- EXERCISE TASK
Gather from the listing below each line that includes the word "screenshot", and copy it.

Extracted data entries:
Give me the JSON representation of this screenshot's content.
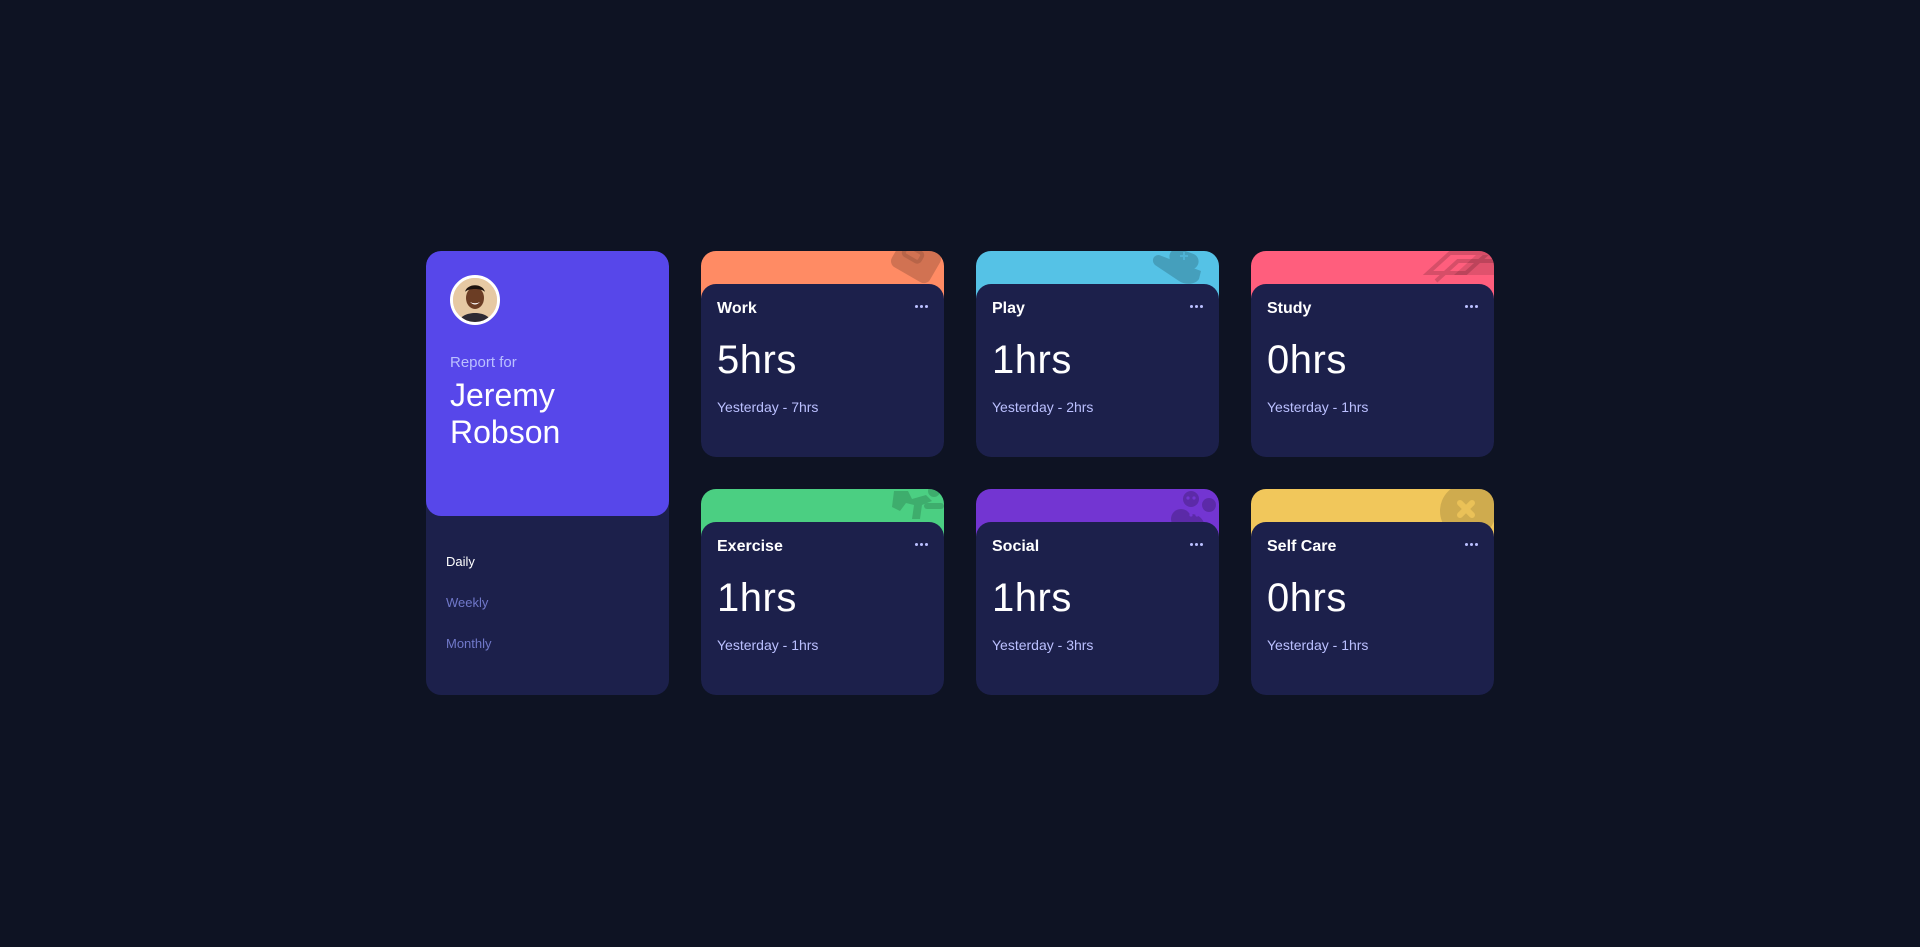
{
  "profile": {
    "report_for": "Report for",
    "name": "Jeremy Robson",
    "avatar_icon": "user-avatar",
    "accent_color": "#5747ea"
  },
  "periods": [
    {
      "label": "Daily",
      "active": true
    },
    {
      "label": "Weekly",
      "active": false
    },
    {
      "label": "Monthly",
      "active": false
    }
  ],
  "activities": [
    {
      "title": "Work",
      "current": "5hrs",
      "previous": "Yesterday - 7hrs",
      "color": "#ff8b64",
      "icon": "briefcase-icon"
    },
    {
      "title": "Play",
      "current": "1hrs",
      "previous": "Yesterday - 2hrs",
      "color": "#55c2e6",
      "icon": "gamepad-icon"
    },
    {
      "title": "Study",
      "current": "0hrs",
      "previous": "Yesterday - 1hrs",
      "color": "#ff5e7d",
      "icon": "book-icon"
    },
    {
      "title": "Exercise",
      "current": "1hrs",
      "previous": "Yesterday - 1hrs",
      "color": "#4bcf82",
      "icon": "running-icon"
    },
    {
      "title": "Social",
      "current": "1hrs",
      "previous": "Yesterday - 3hrs",
      "color": "#7335d2",
      "icon": "social-icon"
    },
    {
      "title": "Self Care",
      "current": "0hrs",
      "previous": "Yesterday - 1hrs",
      "color": "#f1c75b",
      "icon": "self-care-icon"
    }
  ]
}
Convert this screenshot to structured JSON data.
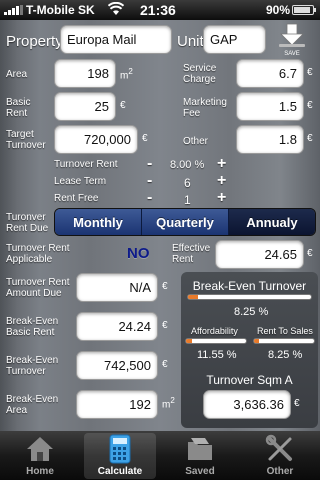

- THE REPLY
Give me the JSON representation of this screenshot's content.
Convert this screenshot to structured JSON data.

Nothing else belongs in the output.